TASK DIRECTIONS: Identify all lines in the listing that include the word "mean", and copy them out.

GIVEN DATA:
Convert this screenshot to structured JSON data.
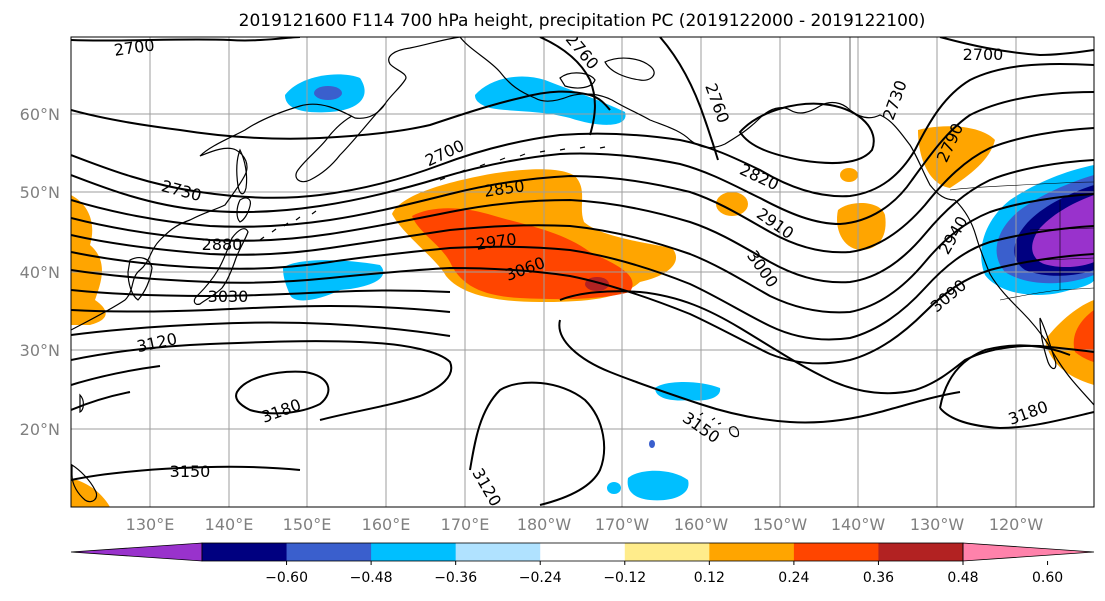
{
  "title": "2019121600 F114 700 hPa height, precipitation PC (2019122000 - 2019122100)",
  "lat_labels": [
    "60°N",
    "50°N",
    "40°N",
    "30°N",
    "20°N"
  ],
  "lon_labels": [
    "130°E",
    "140°E",
    "150°E",
    "160°E",
    "170°E",
    "180°W",
    "170°W",
    "160°W",
    "150°W",
    "140°W",
    "130°W",
    "120°W"
  ],
  "contour_labels": [
    "2700",
    "2760",
    "2760",
    "2700",
    "2730",
    "2700",
    "2790",
    "2730",
    "2850",
    "2820",
    "2880",
    "2910",
    "2970",
    "2940",
    "3000",
    "3030",
    "3060",
    "3090",
    "3120",
    "3180",
    "3150",
    "3180",
    "3150",
    "3120"
  ],
  "colorbar": {
    "colors": [
      "#9932cc",
      "#000080",
      "#3a5fcd",
      "#00bfff",
      "#b0e2ff",
      "#ffffff",
      "#ffec8b",
      "#ffa500",
      "#ff4500",
      "#b22222",
      "#ff82ab"
    ],
    "tick_labels": [
      "−0.60",
      "−0.48",
      "−0.36",
      "−0.24",
      "−0.12",
      "0.12",
      "0.24",
      "0.36",
      "0.48",
      "0.60"
    ]
  }
}
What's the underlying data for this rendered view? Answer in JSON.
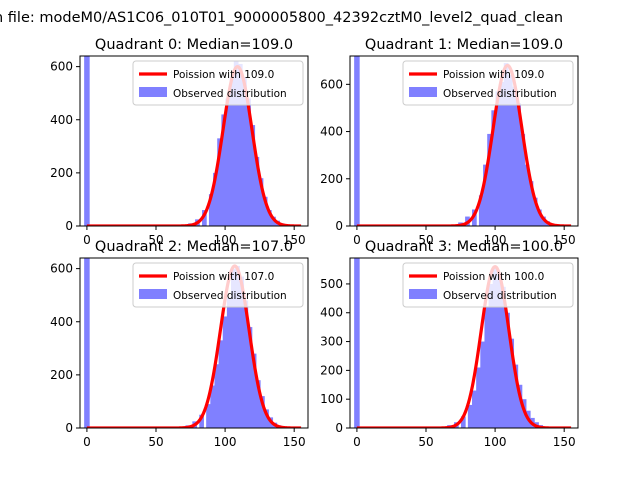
{
  "suptitle": "n file: modeM0/AS1C06_010T01_9000005800_42392cztM0_level2_quad_clean",
  "colors": {
    "poisson": "#ff0000",
    "observed": "#8080ff",
    "zero_bar": "#8080ff"
  },
  "chart_data": [
    {
      "type": "bar",
      "title": "Quadrant 0: Median=109.0",
      "xlim": [
        -5,
        160
      ],
      "ylim": [
        0,
        640
      ],
      "xticks": [
        0,
        50,
        100,
        150
      ],
      "yticks": [
        0,
        200,
        400,
        600
      ],
      "legend": [
        "Poission with 109.0",
        "Observed distribution"
      ],
      "legend_position": "upper-right",
      "zero_spike": 640,
      "mean": 109,
      "series": [
        {
          "name": "Poission with 109.0",
          "type": "line",
          "mean": 109,
          "peak": 600
        },
        {
          "name": "Observed distribution",
          "type": "histogram",
          "bins": [
            [
              70,
              5
            ],
            [
              75,
              10
            ],
            [
              80,
              25
            ],
            [
              85,
              60
            ],
            [
              90,
              120
            ],
            [
              93,
              200
            ],
            [
              96,
              330
            ],
            [
              99,
              420
            ],
            [
              102,
              480
            ],
            [
              105,
              560
            ],
            [
              108,
              620
            ],
            [
              111,
              610
            ],
            [
              114,
              560
            ],
            [
              117,
              480
            ],
            [
              120,
              380
            ],
            [
              123,
              260
            ],
            [
              126,
              180
            ],
            [
              129,
              110
            ],
            [
              132,
              60
            ],
            [
              135,
              35
            ],
            [
              138,
              20
            ],
            [
              141,
              10
            ],
            [
              144,
              5
            ]
          ]
        }
      ]
    },
    {
      "type": "bar",
      "title": "Quadrant 1: Median=109.0",
      "xlim": [
        -5,
        160
      ],
      "ylim": [
        0,
        720
      ],
      "xticks": [
        0,
        50,
        100,
        150
      ],
      "yticks": [
        0,
        200,
        400,
        600
      ],
      "legend": [
        "Poission with 109.0",
        "Observed distribution"
      ],
      "legend_position": "upper-right",
      "zero_spike": 720,
      "mean": 109,
      "series": [
        {
          "name": "Poission with 109.0",
          "type": "line",
          "mean": 109,
          "peak": 680
        },
        {
          "name": "Observed distribution",
          "type": "histogram",
          "bins": [
            [
              70,
              5
            ],
            [
              75,
              15
            ],
            [
              80,
              40
            ],
            [
              85,
              70
            ],
            [
              90,
              130
            ],
            [
              93,
              260
            ],
            [
              96,
              390
            ],
            [
              99,
              490
            ],
            [
              102,
              570
            ],
            [
              105,
              610
            ],
            [
              108,
              690
            ],
            [
              111,
              640
            ],
            [
              114,
              590
            ],
            [
              117,
              520
            ],
            [
              120,
              390
            ],
            [
              123,
              260
            ],
            [
              126,
              190
            ],
            [
              129,
              120
            ],
            [
              132,
              70
            ],
            [
              135,
              40
            ],
            [
              138,
              20
            ],
            [
              141,
              10
            ],
            [
              144,
              5
            ]
          ]
        }
      ]
    },
    {
      "type": "bar",
      "title": "Quadrant 2: Median=107.0",
      "xlim": [
        -5,
        160
      ],
      "ylim": [
        0,
        640
      ],
      "xticks": [
        0,
        50,
        100,
        150
      ],
      "yticks": [
        0,
        200,
        400,
        600
      ],
      "legend": [
        "Poission with 107.0",
        "Observed distribution"
      ],
      "legend_position": "upper-right",
      "zero_spike": 640,
      "mean": 107,
      "series": [
        {
          "name": "Poission with 107.0",
          "type": "line",
          "mean": 107,
          "peak": 610
        },
        {
          "name": "Observed distribution",
          "type": "histogram",
          "bins": [
            [
              68,
              5
            ],
            [
              73,
              10
            ],
            [
              78,
              25
            ],
            [
              83,
              50
            ],
            [
              88,
              90
            ],
            [
              91,
              160
            ],
            [
              94,
              240
            ],
            [
              97,
              330
            ],
            [
              100,
              420
            ],
            [
              103,
              490
            ],
            [
              106,
              600
            ],
            [
              109,
              610
            ],
            [
              112,
              570
            ],
            [
              115,
              480
            ],
            [
              118,
              380
            ],
            [
              121,
              280
            ],
            [
              124,
              180
            ],
            [
              127,
              120
            ],
            [
              130,
              70
            ],
            [
              133,
              40
            ],
            [
              136,
              20
            ],
            [
              139,
              10
            ],
            [
              142,
              5
            ]
          ]
        }
      ]
    },
    {
      "type": "bar",
      "title": "Quadrant 3: Median=100.0",
      "xlim": [
        -5,
        160
      ],
      "ylim": [
        0,
        590
      ],
      "xticks": [
        0,
        50,
        100,
        150
      ],
      "yticks": [
        0,
        100,
        200,
        300,
        400,
        500
      ],
      "legend": [
        "Poission with 100.0",
        "Observed distribution"
      ],
      "legend_position": "upper-right",
      "zero_spike": 590,
      "mean": 100,
      "series": [
        {
          "name": "Poission with 100.0",
          "type": "line",
          "mean": 100,
          "peak": 560
        },
        {
          "name": "Observed distribution",
          "type": "histogram",
          "bins": [
            [
              62,
              5
            ],
            [
              67,
              10
            ],
            [
              72,
              20
            ],
            [
              77,
              40
            ],
            [
              82,
              80
            ],
            [
              85,
              130
            ],
            [
              88,
              210
            ],
            [
              91,
              300
            ],
            [
              94,
              420
            ],
            [
              97,
              500
            ],
            [
              100,
              560
            ],
            [
              103,
              530
            ],
            [
              106,
              490
            ],
            [
              109,
              400
            ],
            [
              112,
              310
            ],
            [
              115,
              220
            ],
            [
              118,
              150
            ],
            [
              121,
              100
            ],
            [
              124,
              60
            ],
            [
              127,
              35
            ],
            [
              130,
              20
            ],
            [
              133,
              10
            ],
            [
              136,
              5
            ]
          ]
        }
      ]
    }
  ]
}
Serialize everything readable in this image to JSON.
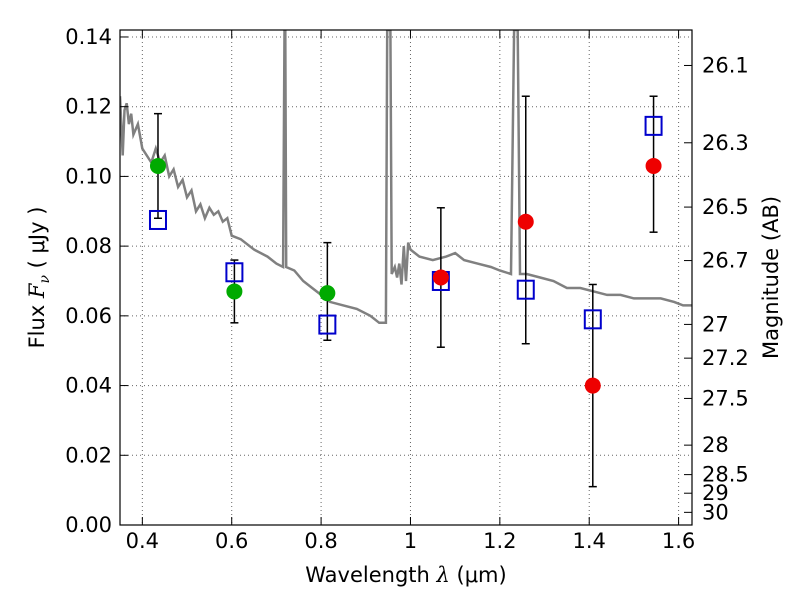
{
  "chart_data": {
    "type": "scatter",
    "xlabel": "Wavelength  λ (μm)",
    "ylabel": "Flux  F_ν  ( μJy )",
    "ylabel_parts": {
      "prefix": "Flux ",
      "symbol": "F",
      "sub": "ν",
      "units": "  ( μJy )"
    },
    "xlabel_parts": {
      "prefix": "Wavelength ",
      "symbol": " λ",
      "units": " (μm)"
    },
    "y2label": "Magnitude (AB)",
    "xlim": [
      0.35,
      1.63
    ],
    "ylim": [
      0.0,
      0.142
    ],
    "grid": true,
    "x_ticks": [
      {
        "value": 0.4,
        "label": "0.4"
      },
      {
        "value": 0.6,
        "label": "0.6"
      },
      {
        "value": 0.8,
        "label": "0.8"
      },
      {
        "value": 1.0,
        "label": "1"
      },
      {
        "value": 1.2,
        "label": "1.2"
      },
      {
        "value": 1.4,
        "label": "1.4"
      },
      {
        "value": 1.6,
        "label": "1.6"
      }
    ],
    "y_ticks": [
      {
        "value": 0.0,
        "label": "0.00"
      },
      {
        "value": 0.02,
        "label": "0.02"
      },
      {
        "value": 0.04,
        "label": "0.04"
      },
      {
        "value": 0.06,
        "label": "0.06"
      },
      {
        "value": 0.08,
        "label": "0.08"
      },
      {
        "value": 0.1,
        "label": "0.10"
      },
      {
        "value": 0.12,
        "label": "0.12"
      },
      {
        "value": 0.14,
        "label": "0.14"
      }
    ],
    "magnitude_ticks": [
      {
        "mag": 26.1,
        "label": "26.1"
      },
      {
        "mag": 26.3,
        "label": "26.3"
      },
      {
        "mag": 26.5,
        "label": "26.5"
      },
      {
        "mag": 26.7,
        "label": "26.7"
      },
      {
        "mag": 27.0,
        "label": "27"
      },
      {
        "mag": 27.2,
        "label": "27.2"
      },
      {
        "mag": 27.5,
        "label": "27.5"
      },
      {
        "mag": 28.0,
        "label": "28"
      },
      {
        "mag": 28.5,
        "label": "28.5"
      },
      {
        "mag": 29.0,
        "label": "29"
      },
      {
        "mag": 30.0,
        "label": "30"
      }
    ],
    "series": [
      {
        "kind": "template",
        "color": "#808080",
        "points": [
          [
            0.35,
            0.123
          ],
          [
            0.356,
            0.106
          ],
          [
            0.36,
            0.119
          ],
          [
            0.365,
            0.121
          ],
          [
            0.37,
            0.115
          ],
          [
            0.375,
            0.118
          ],
          [
            0.38,
            0.112
          ],
          [
            0.39,
            0.115
          ],
          [
            0.4,
            0.108
          ],
          [
            0.41,
            0.106
          ],
          [
            0.42,
            0.104
          ],
          [
            0.43,
            0.108
          ],
          [
            0.44,
            0.104
          ],
          [
            0.45,
            0.106
          ],
          [
            0.46,
            0.1
          ],
          [
            0.47,
            0.102
          ],
          [
            0.48,
            0.097
          ],
          [
            0.49,
            0.099
          ],
          [
            0.5,
            0.094
          ],
          [
            0.51,
            0.096
          ],
          [
            0.52,
            0.09
          ],
          [
            0.53,
            0.092
          ],
          [
            0.54,
            0.088
          ],
          [
            0.55,
            0.091
          ],
          [
            0.56,
            0.089
          ],
          [
            0.57,
            0.09
          ],
          [
            0.58,
            0.087
          ],
          [
            0.59,
            0.088
          ],
          [
            0.6,
            0.083
          ],
          [
            0.62,
            0.082
          ],
          [
            0.65,
            0.079
          ],
          [
            0.68,
            0.077
          ],
          [
            0.7,
            0.075
          ],
          [
            0.715,
            0.074
          ],
          [
            0.718,
            0.142
          ],
          [
            0.72,
            0.142
          ],
          [
            0.722,
            0.074
          ],
          [
            0.74,
            0.073
          ],
          [
            0.76,
            0.07
          ],
          [
            0.78,
            0.068
          ],
          [
            0.8,
            0.066
          ],
          [
            0.82,
            0.064
          ],
          [
            0.85,
            0.063
          ],
          [
            0.88,
            0.062
          ],
          [
            0.91,
            0.06
          ],
          [
            0.93,
            0.058
          ],
          [
            0.945,
            0.058
          ],
          [
            0.948,
            0.142
          ],
          [
            0.955,
            0.142
          ],
          [
            0.958,
            0.072
          ],
          [
            0.965,
            0.074
          ],
          [
            0.97,
            0.071
          ],
          [
            0.975,
            0.075
          ],
          [
            0.98,
            0.069
          ],
          [
            0.985,
            0.08
          ],
          [
            0.99,
            0.07
          ],
          [
            0.995,
            0.081
          ],
          [
            1.0,
            0.079
          ],
          [
            1.02,
            0.077
          ],
          [
            1.05,
            0.076
          ],
          [
            1.08,
            0.077
          ],
          [
            1.1,
            0.078
          ],
          [
            1.12,
            0.076
          ],
          [
            1.15,
            0.075
          ],
          [
            1.18,
            0.074
          ],
          [
            1.2,
            0.073
          ],
          [
            1.225,
            0.072
          ],
          [
            1.232,
            0.142
          ],
          [
            1.24,
            0.142
          ],
          [
            1.245,
            0.072
          ],
          [
            1.26,
            0.072
          ],
          [
            1.29,
            0.071
          ],
          [
            1.32,
            0.07
          ],
          [
            1.35,
            0.068
          ],
          [
            1.38,
            0.068
          ],
          [
            1.41,
            0.067
          ],
          [
            1.44,
            0.066
          ],
          [
            1.47,
            0.066
          ],
          [
            1.5,
            0.065
          ],
          [
            1.53,
            0.065
          ],
          [
            1.56,
            0.065
          ],
          [
            1.59,
            0.064
          ],
          [
            1.61,
            0.063
          ],
          [
            1.63,
            0.063
          ]
        ]
      },
      {
        "kind": "observed",
        "color": "#00aa00",
        "points": [
          {
            "x": 0.435,
            "y": 0.103,
            "yerr_low": 0.088,
            "yerr_high": 0.118
          },
          {
            "x": 0.606,
            "y": 0.067,
            "yerr_low": 0.058,
            "yerr_high": 0.076
          },
          {
            "x": 0.814,
            "y": 0.0665,
            "yerr_low": 0.053,
            "yerr_high": 0.081
          }
        ]
      },
      {
        "kind": "observed",
        "color": "#ee0000",
        "points": [
          {
            "x": 1.068,
            "y": 0.071,
            "yerr_low": 0.051,
            "yerr_high": 0.091
          },
          {
            "x": 1.258,
            "y": 0.087,
            "yerr_low": 0.052,
            "yerr_high": 0.123
          },
          {
            "x": 1.408,
            "y": 0.04,
            "yerr_low": 0.011,
            "yerr_high": 0.069
          },
          {
            "x": 1.544,
            "y": 0.103,
            "yerr_low": 0.084,
            "yerr_high": 0.123
          }
        ]
      },
      {
        "kind": "model",
        "color": "#0000cc",
        "points": [
          {
            "x": 0.435,
            "y": 0.0875
          },
          {
            "x": 0.606,
            "y": 0.0725
          },
          {
            "x": 0.814,
            "y": 0.0575
          },
          {
            "x": 1.068,
            "y": 0.07
          },
          {
            "x": 1.258,
            "y": 0.0675
          },
          {
            "x": 1.408,
            "y": 0.059
          },
          {
            "x": 1.544,
            "y": 0.1145
          }
        ]
      }
    ]
  }
}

RESULT BELOW:
      "mean": 109,
          "mean": 109,
      "mean": 109,
          "mean": 109,
      "mean": 107,
          "mean": 107,
      "mean": 100,
          "mean": 100,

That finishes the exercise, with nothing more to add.